— BEGIN Record excerpts —

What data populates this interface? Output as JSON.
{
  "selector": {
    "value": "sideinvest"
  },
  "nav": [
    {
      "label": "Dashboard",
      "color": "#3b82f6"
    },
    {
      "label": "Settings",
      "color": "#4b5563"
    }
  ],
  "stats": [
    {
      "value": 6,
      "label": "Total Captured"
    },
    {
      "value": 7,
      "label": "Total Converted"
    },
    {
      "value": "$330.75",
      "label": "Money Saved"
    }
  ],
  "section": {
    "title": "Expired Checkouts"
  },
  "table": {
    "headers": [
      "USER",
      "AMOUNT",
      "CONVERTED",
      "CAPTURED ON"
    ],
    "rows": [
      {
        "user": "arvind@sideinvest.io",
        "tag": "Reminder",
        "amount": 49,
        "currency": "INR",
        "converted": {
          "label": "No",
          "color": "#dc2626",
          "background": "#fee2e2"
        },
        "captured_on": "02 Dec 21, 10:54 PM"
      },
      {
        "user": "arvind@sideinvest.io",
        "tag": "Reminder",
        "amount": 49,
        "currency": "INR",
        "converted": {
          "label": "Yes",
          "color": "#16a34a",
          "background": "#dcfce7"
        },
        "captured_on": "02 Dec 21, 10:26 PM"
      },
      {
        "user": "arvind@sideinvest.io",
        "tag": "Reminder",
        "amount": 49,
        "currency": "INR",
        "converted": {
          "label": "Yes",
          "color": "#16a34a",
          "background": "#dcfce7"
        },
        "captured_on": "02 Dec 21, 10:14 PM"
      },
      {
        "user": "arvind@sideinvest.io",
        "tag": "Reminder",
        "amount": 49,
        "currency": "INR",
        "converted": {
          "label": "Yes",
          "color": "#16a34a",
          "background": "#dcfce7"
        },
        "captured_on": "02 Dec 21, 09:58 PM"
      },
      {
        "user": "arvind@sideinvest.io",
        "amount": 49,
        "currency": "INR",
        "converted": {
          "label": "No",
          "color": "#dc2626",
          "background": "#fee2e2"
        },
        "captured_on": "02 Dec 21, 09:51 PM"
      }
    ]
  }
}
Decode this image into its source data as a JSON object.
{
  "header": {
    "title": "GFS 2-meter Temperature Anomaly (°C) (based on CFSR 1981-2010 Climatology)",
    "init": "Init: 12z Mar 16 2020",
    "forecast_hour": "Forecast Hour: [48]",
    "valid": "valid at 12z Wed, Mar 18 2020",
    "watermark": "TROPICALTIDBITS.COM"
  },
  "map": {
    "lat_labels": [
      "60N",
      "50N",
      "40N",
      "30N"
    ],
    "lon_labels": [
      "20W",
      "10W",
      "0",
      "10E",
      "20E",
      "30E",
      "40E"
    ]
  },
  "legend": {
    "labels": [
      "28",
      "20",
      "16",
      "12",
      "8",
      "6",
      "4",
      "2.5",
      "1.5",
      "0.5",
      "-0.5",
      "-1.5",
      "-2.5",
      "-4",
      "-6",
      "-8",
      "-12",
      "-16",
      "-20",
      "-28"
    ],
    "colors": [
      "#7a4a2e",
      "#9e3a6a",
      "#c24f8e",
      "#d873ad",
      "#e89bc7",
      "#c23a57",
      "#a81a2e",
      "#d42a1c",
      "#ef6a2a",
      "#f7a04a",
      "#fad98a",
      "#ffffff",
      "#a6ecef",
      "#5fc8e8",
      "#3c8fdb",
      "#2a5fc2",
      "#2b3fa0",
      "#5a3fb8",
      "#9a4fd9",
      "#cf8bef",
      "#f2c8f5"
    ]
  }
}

— END Record excerpts —

Exercise objective ▸
Beginning with the line that contains "Decode this image", repeat every line through the end of the records and nothing more.

Answer for the task ▸
Decode this image into its source data as a JSON object.
{
  "header": {
    "title": "GFS 2-meter Temperature Anomaly (°C) (based on CFSR 1981-2010 Climatology)",
    "init": "Init: 12z Mar 16 2020",
    "forecast_hour": "Forecast Hour: [48]",
    "valid": "valid at 12z Wed, Mar 18 2020",
    "watermark": "TROPICALTIDBITS.COM"
  },
  "map": {
    "lat_labels": [
      "60N",
      "50N",
      "40N",
      "30N"
    ],
    "lon_labels": [
      "20W",
      "10W",
      "0",
      "10E",
      "20E",
      "30E",
      "40E"
    ]
  },
  "legend": {
    "labels": [
      "28",
      "20",
      "16",
      "12",
      "8",
      "6",
      "4",
      "2.5",
      "1.5",
      "0.5",
      "-0.5",
      "-1.5",
      "-2.5",
      "-4",
      "-6",
      "-8",
      "-12",
      "-16",
      "-20",
      "-28"
    ],
    "colors": [
      "#7a4a2e",
      "#9e3a6a",
      "#c24f8e",
      "#d873ad",
      "#e89bc7",
      "#c23a57",
      "#a81a2e",
      "#d42a1c",
      "#ef6a2a",
      "#f7a04a",
      "#fad98a",
      "#ffffff",
      "#a6ecef",
      "#5fc8e8",
      "#3c8fdb",
      "#2a5fc2",
      "#2b3fa0",
      "#5a3fb8",
      "#9a4fd9",
      "#cf8bef",
      "#f2c8f5"
    ]
  }
}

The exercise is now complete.